Data listing
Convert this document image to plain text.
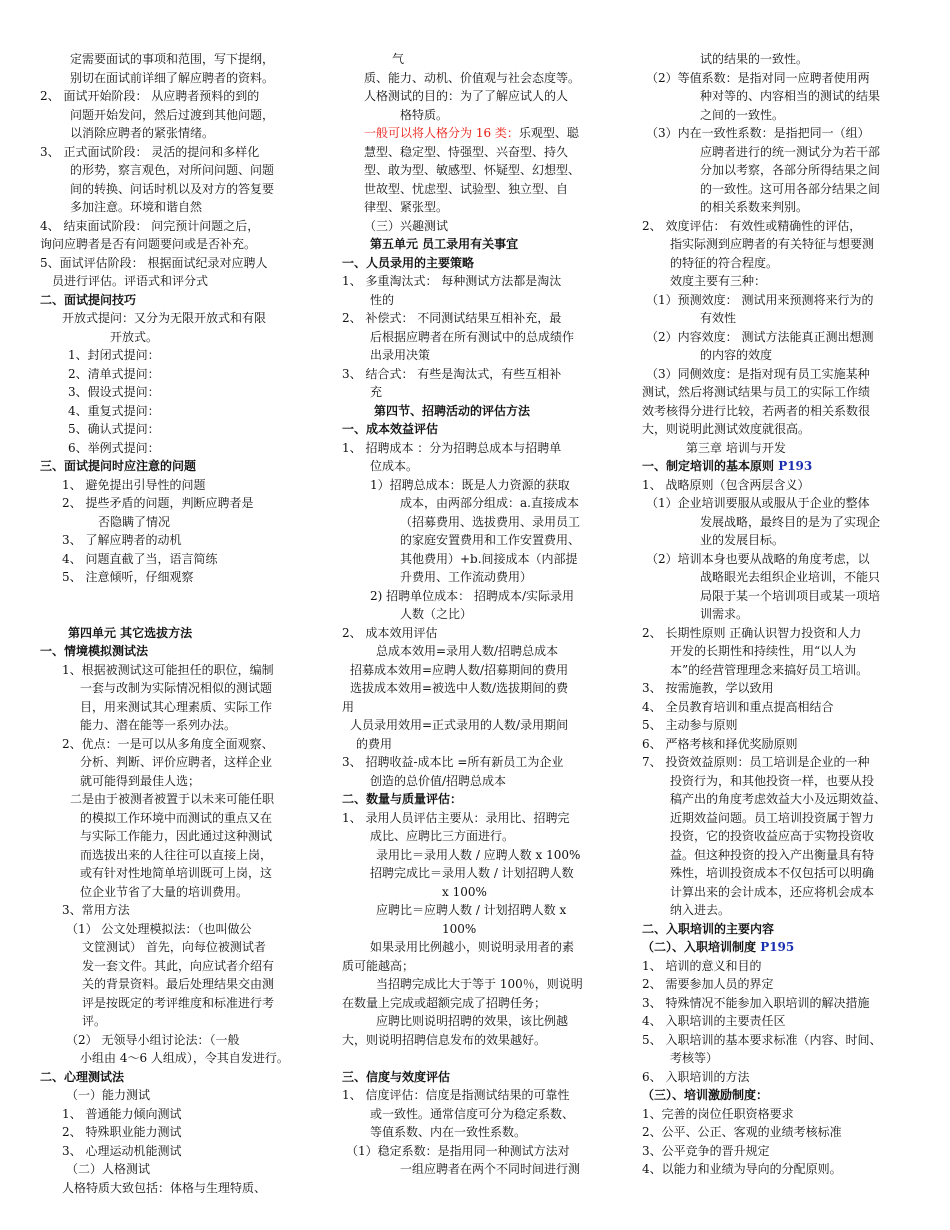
定需要面试的事项和范围，写下提纲，
别切在面试前详细了解应聘者的资料。
2、 面试开始阶段： 从应聘者预料的到的
问题开始发问，然后过渡到其他问题，
以消除应聘者的紧张情绪。
3、 正式面试阶段： 灵活的提问和多样化
的形势，察言观色，对所问问题、问题
间的转换、问话时机以及对方的答复要
多加注意。环境和谐自然
4、 结束面试阶段： 问完预计问题之后，
询问应聘者是否有问题要问或是否补充。
5、面试评估阶段： 根据面试纪录对应聘人
员进行评估。评语式和评分式
二、面试提问技巧
开放式提问：又分为无限开放式和有限
开放式。
1、封闭式提问：
2、清单式提问：
3、假设式提问：
4、重复式提问：
5、确认式提问：
6、举例式提问：
三、面试提问时应注意的问题
1、 避免提出引导性的问题
2、 提些矛盾的问题，判断应聘者是
否隐瞒了情况
3、 了解应聘者的动机
4、 问题直截了当，语言简练
5、 注意倾听，仔细观察
第四单元 其它选拔方法
一、情境模拟测试法
1、根据被测试这可能担任的职位，编制
一套与改制为实际情况相似的测试题
目，用来测试其心理素质、实际工作
能力、潜在能等一系列办法。
2、优点：一是可以从多角度全面观察、
分析、判断、评价应聘者，这样企业
就可能得到最佳人选；
二是由于被测者被置于以未来可能任职
的模拟工作环境中而测试的重点又在
与实际工作能力，因此通过这种测试
而选拔出来的人往往可以直接上岗，
或有针对性地简单培训既可上岗，这
位企业节省了大量的培训费用。
3、常用方法
（1） 公文处理模拟法：（也叫做公
文筐测试） 首先，向每位被测试者
发一套文件。其此，向应试者介绍有
关的背景资料。最后处理结果交由测
评是按既定的考评维度和标准进行考
评。
（2） 无领导小组讨论法：（一般
小组由 4～6 人组成），令其自发进行。
二、心理测试法
（一）能力测试
1、 普通能力倾向测试
2、 特殊职业能力测试
3、 心理运动机能测试
（二）人格测试
人格特质大致包括：体格与生理特质、
气
质、能力、动机、价值观与社会态度等。
人格测试的目的：为了了解应试人的人
格特质。
一般可以将人格分为 16 类：乐观型、聪
慧型、稳定型、恃强型、兴奋型、持久
型、敢为型、敏感型、怀疑型、幻想型、
世故型、忧虑型、试验型、独立型、自
律型、紧张型。
（三）兴趣测试
第五单元 员工录用有关事宜
一、人员录用的主要策略
1、 多重淘汰式： 每种测试方法都是淘汰
性的
2、 补偿式： 不同测试结果互相补充，最
后根据应聘者在所有测试中的总成绩作
出录用决策
3、 结合式： 有些是淘汰式，有些互相补
充
第四节、招聘活动的评估方法
一、成本效益评估
1、 招聘成本 ：分为招聘总成本与招聘单
位成本。
1）招聘总成本：既是人力资源的获取
成本，由两部分组成：a.直接成本
（招募费用、选拔费用、录用员工
的家庭安置费用和工作安置费用、
其他费用）+b.间接成本（内部提
升费用、工作流动费用）
2) 招聘单位成本： 招聘成本/实际录用
人数（之比）
2、 成本效用评估
总成本效用=录用人数/招聘总成本
招募成本效用=应聘人数/招募期间的费用
选拔成本效用=被选中人数/选拔期间的费
用
人员录用效用=正式录用的人数/录用期间
的费用
3、 招聘收益-成本比 =所有新员工为企业
创造的总价值/招聘总成本
二、数量与质量评估：
1、 录用人员评估主要从：录用比、招聘完
成比、应聘比三方面进行。
录用比＝录用人数 / 应聘人数 x 100%
招聘完成比＝录用人数 / 计划招聘人数
x 100%
应聘比＝应聘人数 / 计划招聘人数 x
100%
如果录用比例越小，则说明录用者的素
质可能越高；
当招聘完成比大于等于 100％，则说明
在数量上完成或超额完成了招聘任务；
应聘比则说明招聘的效果，该比例越
大，则说明招聘信息发布的效果越好。
三、信度与效度评估
1、 信度评估：信度是指测试结果的可靠性
或一致性。通常信度可分为稳定系数、
等值系数、内在一致性系数。
（1）稳定系数：是指用同一种测试方法对
一组应聘者在两个不同时间进行测
试的结果的一致性。
（2）等值系数：是指对同一应聘者使用两
种对等的、内容相当的测试的结果
之间的一致性。
（3）内在一致性系数：是指把同一（组）
应聘者进行的统一测试分为若干部
分加以考察，各部分所得结果之间
的一致性。这可用各部分结果之间
的相关系数来判别。
2、 效度评估： 有效性或精确性的评估，
指实际测到应聘者的有关特征与想要测
的特征的符合程度。
效度主要有三种：
（1）预测效度： 测试用来预测将来行为的
有效性
（2）内容效度： 测试方法能真正测出想测
的内容的效度
（3）同侧效度：是指对现有员工实施某种
测试，然后将测试结果与员工的实际工作绩
效考核得分进行比较，若两者的相关系数很
大，则说明此测试效度就很高。
第三章 培训与开发
一、制定培训的基本原则 P193
1、 战略原则（包含两层含义）
（1）企业培训要服从或服从于企业的整体
发展战略，最终目的是为了实现企
业的发展目标。
（2）培训本身也要从战略的角度考虑，以
战略眼光去组织企业培训，不能只
局限于某一个培训项目或某一项培
训需求。
2、 长期性原则 正确认识智力投资和人力
开发的长期性和持续性，用“以人为
本”的经营管理理念来搞好员工培训。
3、 按需施教，学以致用
4、 全员教育培训和重点提高相结合
5、 主动参与原则
6、 严格考核和择优奖励原则
7、 投资效益原则：员工培训是企业的一种
投资行为，和其他投资一样，也要从投
稿产出的角度考虑效益大小及远期效益、
近期效益问题。员工培训投资属于智力
投资，它的投资收益应高于实物投资收
益。但这种投资的投入产出衡量具有特
殊性，培训投资成本不仅包括可以明确
计算出来的会计成本，还应将机会成本
纳入进去。
二、入职培训的主要内容
（二）、入职培训制度 P195
1、 培训的意义和目的
2、 需要参加人员的界定
3、 特殊情况不能参加入职培训的解决措施
4、 入职培训的主要责任区
5、 入职培训的基本要求标准（内容、时间、
考核等）
6、 入职培训的方法
（三）、培训激励制度：
1、完善的岗位任职资格要求
2、公平、公正、客观的业绩考核标准
3、公平竞争的晋升规定
4、以能力和业绩为导向的分配原则。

▶ _Exercise objective_: All lines in the data that contain the word "应聘人数" should be copied.

▶ _Answer to the exercise_:
招募成本效用=应聘人数/招募期间的费用
录用比＝录用人数 / 应聘人数 x 100%
应聘比＝应聘人数 / 计划招聘人数 x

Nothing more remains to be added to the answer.